Exercise aim
Leave out the pictures and copy every record exactly.

┌──

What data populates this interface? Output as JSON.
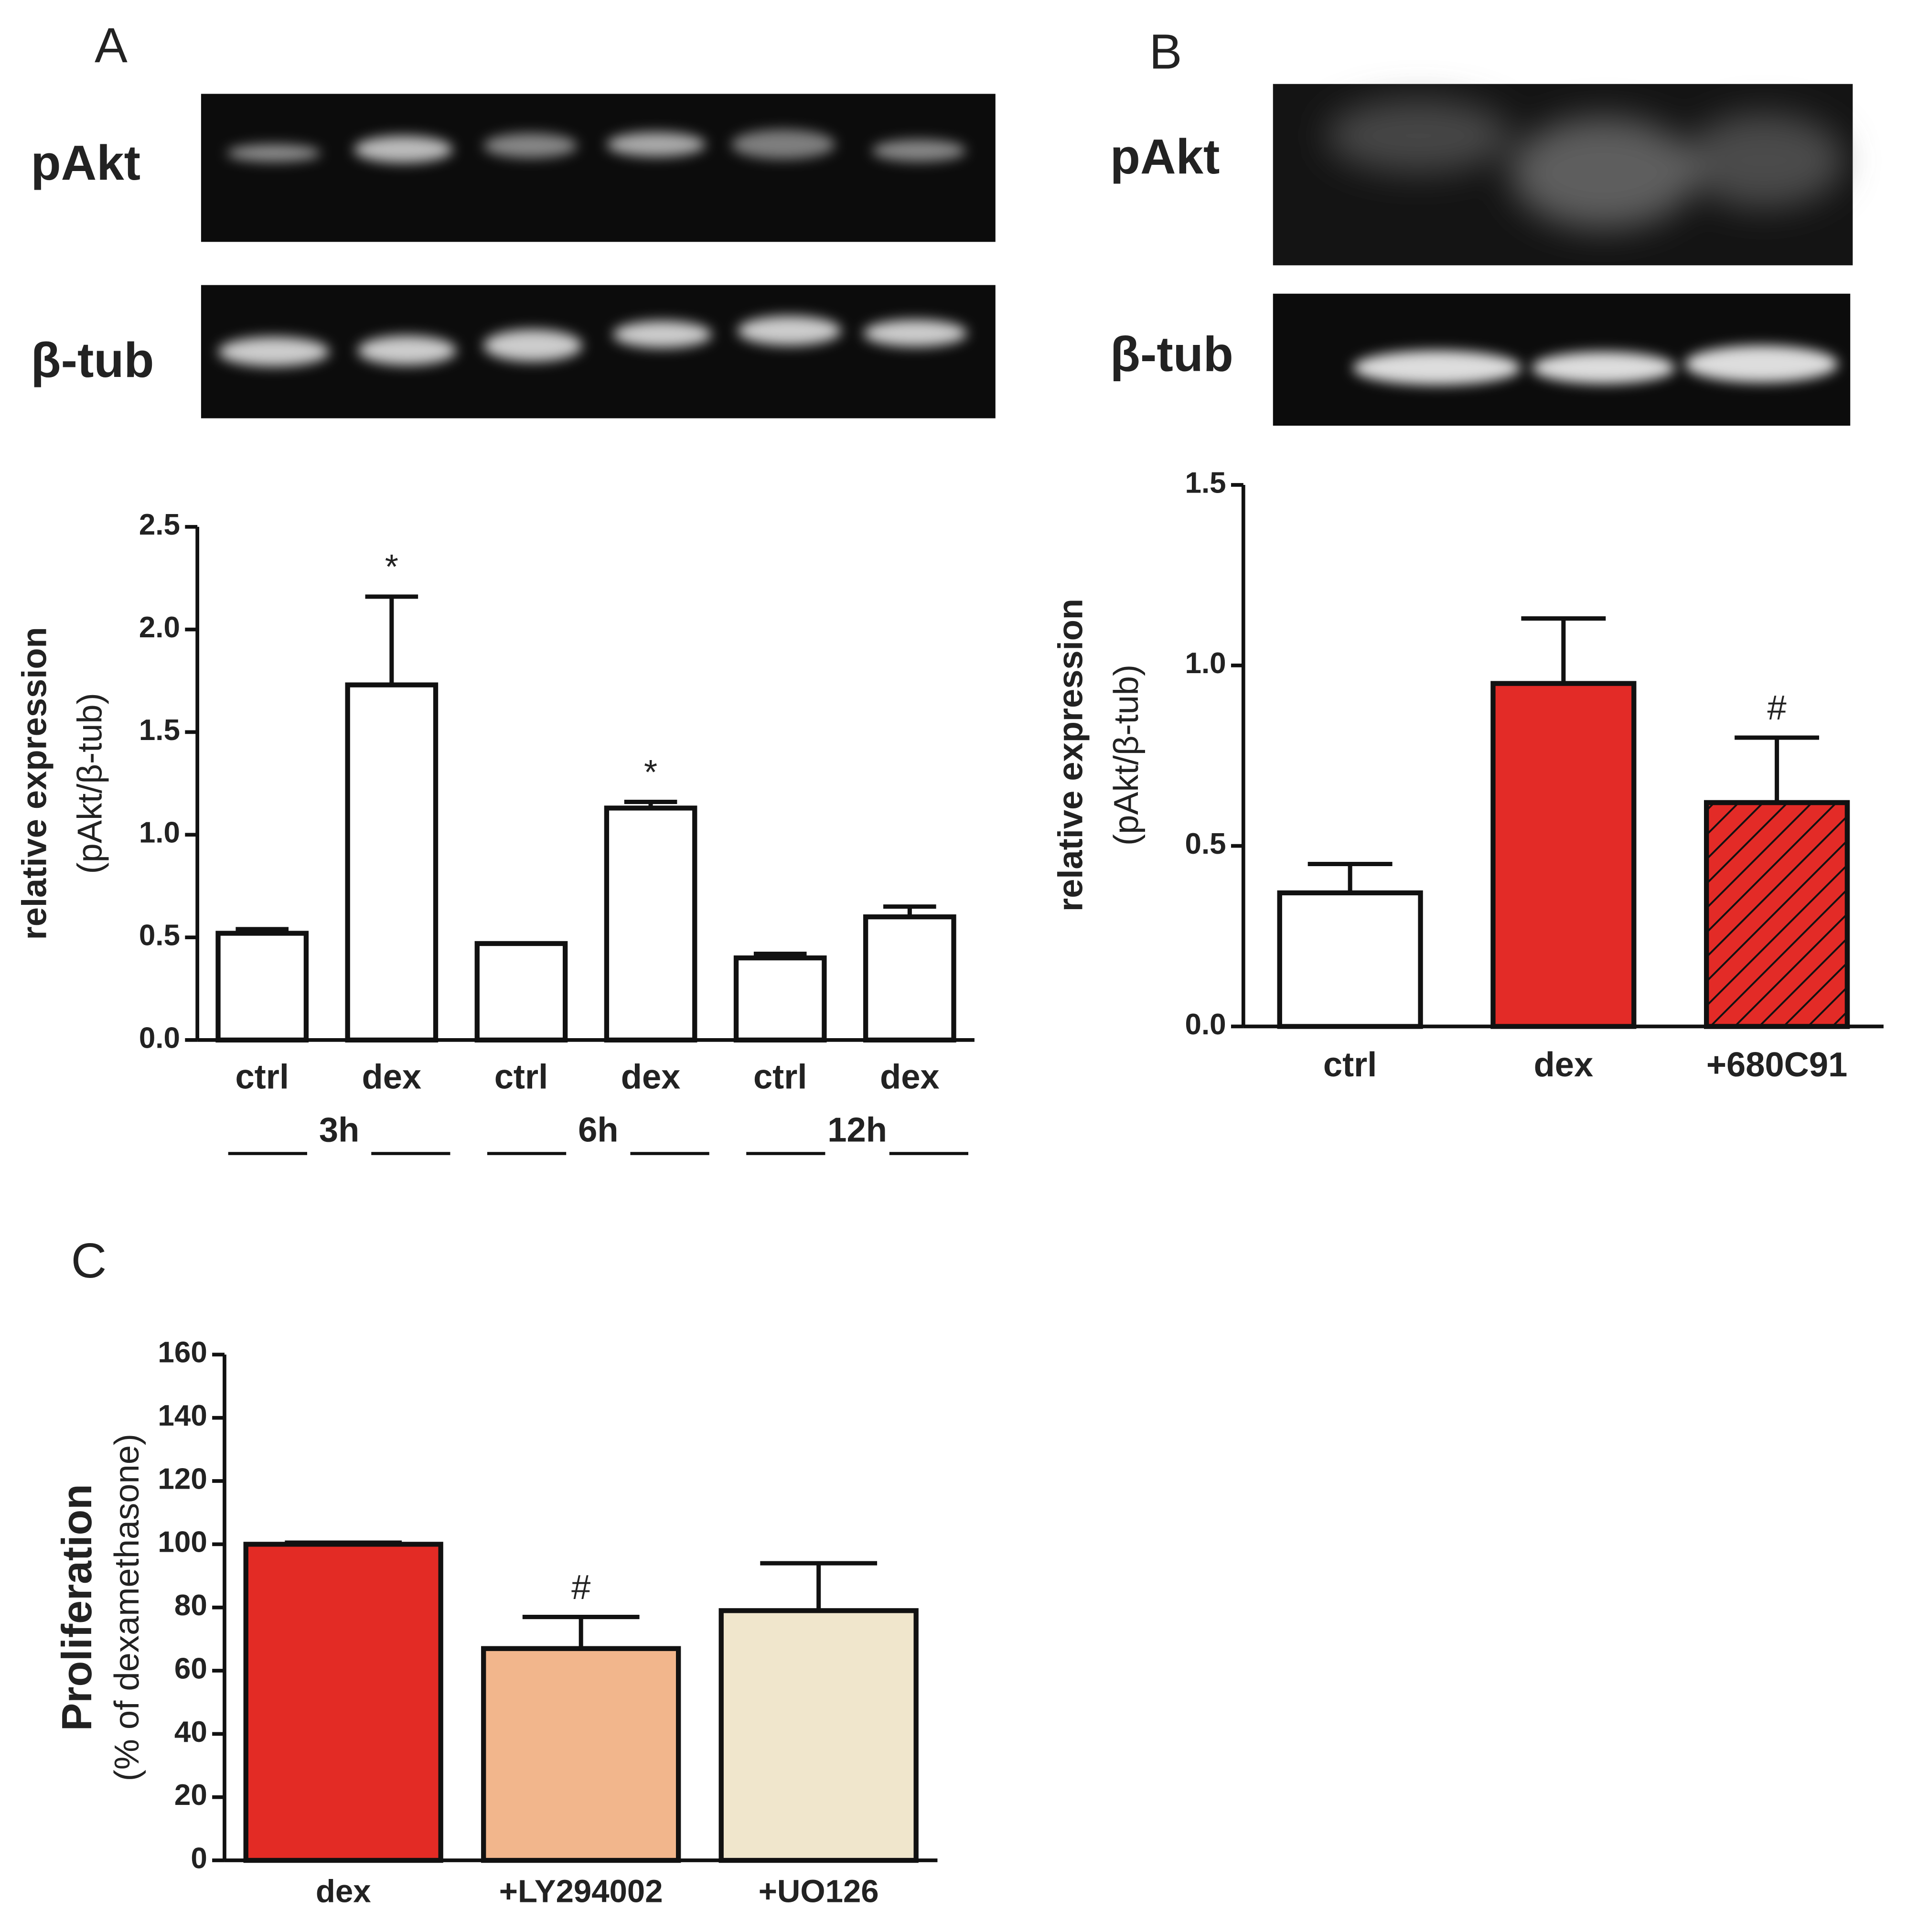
{
  "chart_data": [
    {
      "type": "bar",
      "panel": "A",
      "blot_labels": [
        "pAkt",
        "β-tub"
      ],
      "ylabel": [
        "relative expression",
        "(pAkt/β-tub)"
      ],
      "categories": [
        "ctrl",
        "dex",
        "ctrl",
        "dex",
        "ctrl",
        "dex"
      ],
      "groups": [
        "3h",
        "6h",
        "12h"
      ],
      "values": [
        0.52,
        1.73,
        0.47,
        1.13,
        0.4,
        0.6
      ],
      "errors": [
        0.02,
        0.43,
        0,
        0.03,
        0.02,
        0.05
      ],
      "annotations": [
        null,
        "*",
        null,
        "*",
        null,
        null
      ],
      "colors": [
        "#ffffff",
        "#ffffff",
        "#ffffff",
        "#ffffff",
        "#ffffff",
        "#ffffff"
      ],
      "ylim": [
        0,
        2.5
      ],
      "yticks": [
        {
          "value": 0,
          "label": "0.0"
        },
        0.5,
        {
          "value": 1,
          "label": "1.0"
        },
        1.5,
        {
          "value": 2,
          "label": "2.0"
        },
        2.5
      ]
    },
    {
      "type": "bar",
      "panel": "B",
      "blot_labels": [
        "pAkt",
        "β-tub"
      ],
      "ylabel": [
        "relative expression",
        "(pAkt/β-tub)"
      ],
      "categories": [
        "ctrl",
        "dex",
        "+680C91"
      ],
      "values": [
        0.37,
        0.95,
        0.62
      ],
      "errors": [
        0.08,
        0.18,
        0.18
      ],
      "annotations": [
        null,
        null,
        "#"
      ],
      "colors": [
        "#ffffff",
        "#e32b27",
        "#e32b27"
      ],
      "hatch": [
        false,
        false,
        true
      ],
      "ylim": [
        0,
        1.5
      ],
      "yticks": [
        {
          "value": 0,
          "label": "0.0"
        },
        0.5,
        {
          "value": 1,
          "label": "1.0"
        },
        1.5
      ]
    },
    {
      "type": "bar",
      "panel": "C",
      "ylabel": [
        "Proliferation",
        "(% of dexamethasone)"
      ],
      "categories": [
        "dex",
        "+LY294002",
        "+UO126"
      ],
      "values": [
        100,
        67,
        79
      ],
      "errors": [
        0.5,
        10,
        15
      ],
      "annotations": [
        null,
        "#",
        null
      ],
      "colors": [
        "#e32b25",
        "#f2b68c",
        "#f0e6cc"
      ],
      "ylim": [
        0,
        160
      ],
      "yticks": [
        0,
        20,
        40,
        60,
        80,
        100,
        120,
        140,
        160
      ]
    }
  ]
}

└──

Problem solution
What data populates this interface? Output as JSON.
{
  "chart_data": [
    {
      "type": "bar",
      "panel": "A",
      "blot_labels": [
        "pAkt",
        "β-tub"
      ],
      "ylabel": [
        "relative expression",
        "(pAkt/β-tub)"
      ],
      "categories": [
        "ctrl",
        "dex",
        "ctrl",
        "dex",
        "ctrl",
        "dex"
      ],
      "groups": [
        "3h",
        "6h",
        "12h"
      ],
      "values": [
        0.52,
        1.73,
        0.47,
        1.13,
        0.4,
        0.6
      ],
      "errors": [
        0.02,
        0.43,
        0,
        0.03,
        0.02,
        0.05
      ],
      "annotations": [
        null,
        "*",
        null,
        "*",
        null,
        null
      ],
      "colors": [
        "#ffffff",
        "#ffffff",
        "#ffffff",
        "#ffffff",
        "#ffffff",
        "#ffffff"
      ],
      "ylim": [
        0,
        2.5
      ],
      "yticks": [
        {
          "value": 0,
          "label": "0.0"
        },
        0.5,
        {
          "value": 1,
          "label": "1.0"
        },
        1.5,
        {
          "value": 2,
          "label": "2.0"
        },
        2.5
      ]
    },
    {
      "type": "bar",
      "panel": "B",
      "blot_labels": [
        "pAkt",
        "β-tub"
      ],
      "ylabel": [
        "relative expression",
        "(pAkt/β-tub)"
      ],
      "categories": [
        "ctrl",
        "dex",
        "+680C91"
      ],
      "values": [
        0.37,
        0.95,
        0.62
      ],
      "errors": [
        0.08,
        0.18,
        0.18
      ],
      "annotations": [
        null,
        null,
        "#"
      ],
      "colors": [
        "#ffffff",
        "#e32b27",
        "#e32b27"
      ],
      "hatch": [
        false,
        false,
        true
      ],
      "ylim": [
        0,
        1.5
      ],
      "yticks": [
        {
          "value": 0,
          "label": "0.0"
        },
        0.5,
        {
          "value": 1,
          "label": "1.0"
        },
        1.5
      ]
    },
    {
      "type": "bar",
      "panel": "C",
      "ylabel": [
        "Proliferation",
        "(% of dexamethasone)"
      ],
      "categories": [
        "dex",
        "+LY294002",
        "+UO126"
      ],
      "values": [
        100,
        67,
        79
      ],
      "errors": [
        0.5,
        10,
        15
      ],
      "annotations": [
        null,
        "#",
        null
      ],
      "colors": [
        "#e32b25",
        "#f2b68c",
        "#f0e6cc"
      ],
      "ylim": [
        0,
        160
      ],
      "yticks": [
        0,
        20,
        40,
        60,
        80,
        100,
        120,
        140,
        160
      ]
    }
  ]
}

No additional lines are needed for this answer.